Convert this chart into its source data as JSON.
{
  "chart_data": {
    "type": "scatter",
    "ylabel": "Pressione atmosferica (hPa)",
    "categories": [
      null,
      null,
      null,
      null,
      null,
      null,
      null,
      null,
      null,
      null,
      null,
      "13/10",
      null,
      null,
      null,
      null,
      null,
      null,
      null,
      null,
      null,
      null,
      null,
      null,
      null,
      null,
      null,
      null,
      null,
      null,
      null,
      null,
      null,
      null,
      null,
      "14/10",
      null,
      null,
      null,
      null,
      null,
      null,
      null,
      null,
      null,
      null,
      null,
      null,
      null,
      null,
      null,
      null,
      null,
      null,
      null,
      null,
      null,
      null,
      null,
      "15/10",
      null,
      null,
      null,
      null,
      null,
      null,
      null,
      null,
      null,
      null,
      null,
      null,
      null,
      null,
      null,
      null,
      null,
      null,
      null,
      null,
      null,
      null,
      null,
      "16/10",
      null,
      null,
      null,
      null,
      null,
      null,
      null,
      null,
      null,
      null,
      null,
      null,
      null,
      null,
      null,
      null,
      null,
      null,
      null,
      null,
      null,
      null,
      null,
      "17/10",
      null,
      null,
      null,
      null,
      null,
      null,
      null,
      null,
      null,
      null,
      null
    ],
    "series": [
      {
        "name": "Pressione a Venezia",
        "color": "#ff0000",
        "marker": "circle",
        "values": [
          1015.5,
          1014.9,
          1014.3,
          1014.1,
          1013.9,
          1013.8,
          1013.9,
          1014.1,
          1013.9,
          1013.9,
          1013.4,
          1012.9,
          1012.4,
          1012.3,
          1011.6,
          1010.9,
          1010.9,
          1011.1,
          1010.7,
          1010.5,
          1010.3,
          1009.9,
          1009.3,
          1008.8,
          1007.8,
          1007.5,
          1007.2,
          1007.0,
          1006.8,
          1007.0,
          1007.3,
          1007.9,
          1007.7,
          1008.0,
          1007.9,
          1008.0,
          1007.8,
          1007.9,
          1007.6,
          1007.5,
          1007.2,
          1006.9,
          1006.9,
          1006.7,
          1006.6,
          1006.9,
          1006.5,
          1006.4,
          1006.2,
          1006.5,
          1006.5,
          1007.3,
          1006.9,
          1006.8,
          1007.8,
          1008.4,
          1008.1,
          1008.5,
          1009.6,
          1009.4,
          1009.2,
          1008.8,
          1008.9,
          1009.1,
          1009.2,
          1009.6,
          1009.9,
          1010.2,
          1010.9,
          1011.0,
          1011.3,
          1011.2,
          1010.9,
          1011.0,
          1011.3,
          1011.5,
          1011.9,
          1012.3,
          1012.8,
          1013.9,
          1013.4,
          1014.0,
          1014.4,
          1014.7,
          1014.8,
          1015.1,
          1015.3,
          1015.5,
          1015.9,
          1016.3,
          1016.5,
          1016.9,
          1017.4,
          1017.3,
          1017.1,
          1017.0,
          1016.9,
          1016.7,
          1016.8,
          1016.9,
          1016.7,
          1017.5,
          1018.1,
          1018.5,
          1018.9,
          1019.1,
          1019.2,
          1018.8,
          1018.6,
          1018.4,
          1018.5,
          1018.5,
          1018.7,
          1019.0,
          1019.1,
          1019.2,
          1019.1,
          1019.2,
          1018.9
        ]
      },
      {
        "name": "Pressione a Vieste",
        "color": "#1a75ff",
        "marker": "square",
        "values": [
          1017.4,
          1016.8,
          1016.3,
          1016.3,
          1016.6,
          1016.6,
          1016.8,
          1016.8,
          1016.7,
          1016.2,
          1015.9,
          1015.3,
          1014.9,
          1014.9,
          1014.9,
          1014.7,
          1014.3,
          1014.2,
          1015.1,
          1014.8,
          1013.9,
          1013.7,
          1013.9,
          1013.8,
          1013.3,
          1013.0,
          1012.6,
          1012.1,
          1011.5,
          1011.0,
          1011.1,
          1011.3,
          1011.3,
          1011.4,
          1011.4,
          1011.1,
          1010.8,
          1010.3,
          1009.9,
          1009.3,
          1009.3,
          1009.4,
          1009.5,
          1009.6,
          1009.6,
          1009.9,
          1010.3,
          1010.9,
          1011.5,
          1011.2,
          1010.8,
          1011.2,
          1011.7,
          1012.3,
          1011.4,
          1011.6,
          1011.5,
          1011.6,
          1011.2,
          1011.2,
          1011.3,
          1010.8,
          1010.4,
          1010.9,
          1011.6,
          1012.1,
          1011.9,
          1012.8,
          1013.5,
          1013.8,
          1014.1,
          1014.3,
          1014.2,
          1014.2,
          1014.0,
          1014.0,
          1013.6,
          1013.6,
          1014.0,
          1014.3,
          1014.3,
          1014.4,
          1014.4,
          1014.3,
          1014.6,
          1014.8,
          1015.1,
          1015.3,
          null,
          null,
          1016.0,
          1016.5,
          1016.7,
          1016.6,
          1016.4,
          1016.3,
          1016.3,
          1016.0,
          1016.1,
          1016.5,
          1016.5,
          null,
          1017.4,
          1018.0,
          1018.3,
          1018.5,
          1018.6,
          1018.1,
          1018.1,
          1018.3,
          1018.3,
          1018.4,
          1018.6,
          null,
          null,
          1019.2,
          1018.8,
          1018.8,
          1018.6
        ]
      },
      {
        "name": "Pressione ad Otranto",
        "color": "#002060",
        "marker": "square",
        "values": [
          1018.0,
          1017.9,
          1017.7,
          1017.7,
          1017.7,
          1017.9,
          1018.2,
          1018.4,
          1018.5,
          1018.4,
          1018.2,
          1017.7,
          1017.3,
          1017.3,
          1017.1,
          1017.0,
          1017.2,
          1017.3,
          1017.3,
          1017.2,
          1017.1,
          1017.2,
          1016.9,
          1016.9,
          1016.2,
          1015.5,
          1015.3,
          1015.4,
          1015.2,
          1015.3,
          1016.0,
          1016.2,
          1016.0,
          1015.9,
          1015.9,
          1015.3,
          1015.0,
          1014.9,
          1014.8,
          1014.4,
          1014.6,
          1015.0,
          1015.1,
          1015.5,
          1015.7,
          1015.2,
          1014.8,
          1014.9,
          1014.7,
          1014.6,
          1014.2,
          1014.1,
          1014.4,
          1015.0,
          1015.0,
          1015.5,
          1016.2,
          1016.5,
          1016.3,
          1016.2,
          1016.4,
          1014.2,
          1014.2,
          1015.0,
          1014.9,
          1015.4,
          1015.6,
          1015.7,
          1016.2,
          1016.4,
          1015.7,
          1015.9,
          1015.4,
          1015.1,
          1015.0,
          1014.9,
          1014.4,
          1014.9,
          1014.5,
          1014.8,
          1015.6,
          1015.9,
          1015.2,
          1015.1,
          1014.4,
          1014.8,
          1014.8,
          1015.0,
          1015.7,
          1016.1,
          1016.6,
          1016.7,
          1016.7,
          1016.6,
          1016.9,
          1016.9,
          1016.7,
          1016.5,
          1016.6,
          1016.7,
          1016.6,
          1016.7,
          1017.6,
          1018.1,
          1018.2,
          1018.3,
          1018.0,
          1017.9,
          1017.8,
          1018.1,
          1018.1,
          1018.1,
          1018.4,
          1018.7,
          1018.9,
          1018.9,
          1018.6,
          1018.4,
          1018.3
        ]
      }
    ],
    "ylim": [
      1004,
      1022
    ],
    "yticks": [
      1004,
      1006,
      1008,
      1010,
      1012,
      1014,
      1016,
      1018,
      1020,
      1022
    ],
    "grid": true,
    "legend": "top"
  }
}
==============================
▶ SHORT EXERCISE
Copy the records above exactly.

▶ WORKED SOLUTION
Convert this chart into its source data as JSON.
{
  "chart_data": {
    "type": "scatter",
    "ylabel": "Pressione atmosferica (hPa)",
    "categories": [
      null,
      null,
      null,
      null,
      null,
      null,
      null,
      null,
      null,
      null,
      null,
      "13/10",
      null,
      null,
      null,
      null,
      null,
      null,
      null,
      null,
      null,
      null,
      null,
      null,
      null,
      null,
      null,
      null,
      null,
      null,
      null,
      null,
      null,
      null,
      null,
      "14/10",
      null,
      null,
      null,
      null,
      null,
      null,
      null,
      null,
      null,
      null,
      null,
      null,
      null,
      null,
      null,
      null,
      null,
      null,
      null,
      null,
      null,
      null,
      null,
      "15/10",
      null,
      null,
      null,
      null,
      null,
      null,
      null,
      null,
      null,
      null,
      null,
      null,
      null,
      null,
      null,
      null,
      null,
      null,
      null,
      null,
      null,
      null,
      null,
      "16/10",
      null,
      null,
      null,
      null,
      null,
      null,
      null,
      null,
      null,
      null,
      null,
      null,
      null,
      null,
      null,
      null,
      null,
      null,
      null,
      null,
      null,
      null,
      null,
      "17/10",
      null,
      null,
      null,
      null,
      null,
      null,
      null,
      null,
      null,
      null,
      null
    ],
    "series": [
      {
        "name": "Pressione a Venezia",
        "color": "#ff0000",
        "marker": "circle",
        "values": [
          1015.5,
          1014.9,
          1014.3,
          1014.1,
          1013.9,
          1013.8,
          1013.9,
          1014.1,
          1013.9,
          1013.9,
          1013.4,
          1012.9,
          1012.4,
          1012.3,
          1011.6,
          1010.9,
          1010.9,
          1011.1,
          1010.7,
          1010.5,
          1010.3,
          1009.9,
          1009.3,
          1008.8,
          1007.8,
          1007.5,
          1007.2,
          1007.0,
          1006.8,
          1007.0,
          1007.3,
          1007.9,
          1007.7,
          1008.0,
          1007.9,
          1008.0,
          1007.8,
          1007.9,
          1007.6,
          1007.5,
          1007.2,
          1006.9,
          1006.9,
          1006.7,
          1006.6,
          1006.9,
          1006.5,
          1006.4,
          1006.2,
          1006.5,
          1006.5,
          1007.3,
          1006.9,
          1006.8,
          1007.8,
          1008.4,
          1008.1,
          1008.5,
          1009.6,
          1009.4,
          1009.2,
          1008.8,
          1008.9,
          1009.1,
          1009.2,
          1009.6,
          1009.9,
          1010.2,
          1010.9,
          1011.0,
          1011.3,
          1011.2,
          1010.9,
          1011.0,
          1011.3,
          1011.5,
          1011.9,
          1012.3,
          1012.8,
          1013.9,
          1013.4,
          1014.0,
          1014.4,
          1014.7,
          1014.8,
          1015.1,
          1015.3,
          1015.5,
          1015.9,
          1016.3,
          1016.5,
          1016.9,
          1017.4,
          1017.3,
          1017.1,
          1017.0,
          1016.9,
          1016.7,
          1016.8,
          1016.9,
          1016.7,
          1017.5,
          1018.1,
          1018.5,
          1018.9,
          1019.1,
          1019.2,
          1018.8,
          1018.6,
          1018.4,
          1018.5,
          1018.5,
          1018.7,
          1019.0,
          1019.1,
          1019.2,
          1019.1,
          1019.2,
          1018.9
        ]
      },
      {
        "name": "Pressione a Vieste",
        "color": "#1a75ff",
        "marker": "square",
        "values": [
          1017.4,
          1016.8,
          1016.3,
          1016.3,
          1016.6,
          1016.6,
          1016.8,
          1016.8,
          1016.7,
          1016.2,
          1015.9,
          1015.3,
          1014.9,
          1014.9,
          1014.9,
          1014.7,
          1014.3,
          1014.2,
          1015.1,
          1014.8,
          1013.9,
          1013.7,
          1013.9,
          1013.8,
          1013.3,
          1013.0,
          1012.6,
          1012.1,
          1011.5,
          1011.0,
          1011.1,
          1011.3,
          1011.3,
          1011.4,
          1011.4,
          1011.1,
          1010.8,
          1010.3,
          1009.9,
          1009.3,
          1009.3,
          1009.4,
          1009.5,
          1009.6,
          1009.6,
          1009.9,
          1010.3,
          1010.9,
          1011.5,
          1011.2,
          1010.8,
          1011.2,
          1011.7,
          1012.3,
          1011.4,
          1011.6,
          1011.5,
          1011.6,
          1011.2,
          1011.2,
          1011.3,
          1010.8,
          1010.4,
          1010.9,
          1011.6,
          1012.1,
          1011.9,
          1012.8,
          1013.5,
          1013.8,
          1014.1,
          1014.3,
          1014.2,
          1014.2,
          1014.0,
          1014.0,
          1013.6,
          1013.6,
          1014.0,
          1014.3,
          1014.3,
          1014.4,
          1014.4,
          1014.3,
          1014.6,
          1014.8,
          1015.1,
          1015.3,
          null,
          null,
          1016.0,
          1016.5,
          1016.7,
          1016.6,
          1016.4,
          1016.3,
          1016.3,
          1016.0,
          1016.1,
          1016.5,
          1016.5,
          null,
          1017.4,
          1018.0,
          1018.3,
          1018.5,
          1018.6,
          1018.1,
          1018.1,
          1018.3,
          1018.3,
          1018.4,
          1018.6,
          null,
          null,
          1019.2,
          1018.8,
          1018.8,
          1018.6
        ]
      },
      {
        "name": "Pressione ad Otranto",
        "color": "#002060",
        "marker": "square",
        "values": [
          1018.0,
          1017.9,
          1017.7,
          1017.7,
          1017.7,
          1017.9,
          1018.2,
          1018.4,
          1018.5,
          1018.4,
          1018.2,
          1017.7,
          1017.3,
          1017.3,
          1017.1,
          1017.0,
          1017.2,
          1017.3,
          1017.3,
          1017.2,
          1017.1,
          1017.2,
          1016.9,
          1016.9,
          1016.2,
          1015.5,
          1015.3,
          1015.4,
          1015.2,
          1015.3,
          1016.0,
          1016.2,
          1016.0,
          1015.9,
          1015.9,
          1015.3,
          1015.0,
          1014.9,
          1014.8,
          1014.4,
          1014.6,
          1015.0,
          1015.1,
          1015.5,
          1015.7,
          1015.2,
          1014.8,
          1014.9,
          1014.7,
          1014.6,
          1014.2,
          1014.1,
          1014.4,
          1015.0,
          1015.0,
          1015.5,
          1016.2,
          1016.5,
          1016.3,
          1016.2,
          1016.4,
          1014.2,
          1014.2,
          1015.0,
          1014.9,
          1015.4,
          1015.6,
          1015.7,
          1016.2,
          1016.4,
          1015.7,
          1015.9,
          1015.4,
          1015.1,
          1015.0,
          1014.9,
          1014.4,
          1014.9,
          1014.5,
          1014.8,
          1015.6,
          1015.9,
          1015.2,
          1015.1,
          1014.4,
          1014.8,
          1014.8,
          1015.0,
          1015.7,
          1016.1,
          1016.6,
          1016.7,
          1016.7,
          1016.6,
          1016.9,
          1016.9,
          1016.7,
          1016.5,
          1016.6,
          1016.7,
          1016.6,
          1016.7,
          1017.6,
          1018.1,
          1018.2,
          1018.3,
          1018.0,
          1017.9,
          1017.8,
          1018.1,
          1018.1,
          1018.1,
          1018.4,
          1018.7,
          1018.9,
          1018.9,
          1018.6,
          1018.4,
          1018.3
        ]
      }
    ],
    "ylim": [
      1004,
      1022
    ],
    "yticks": [
      1004,
      1006,
      1008,
      1010,
      1012,
      1014,
      1016,
      1018,
      1020,
      1022
    ],
    "grid": true,
    "legend": "top"
  }
}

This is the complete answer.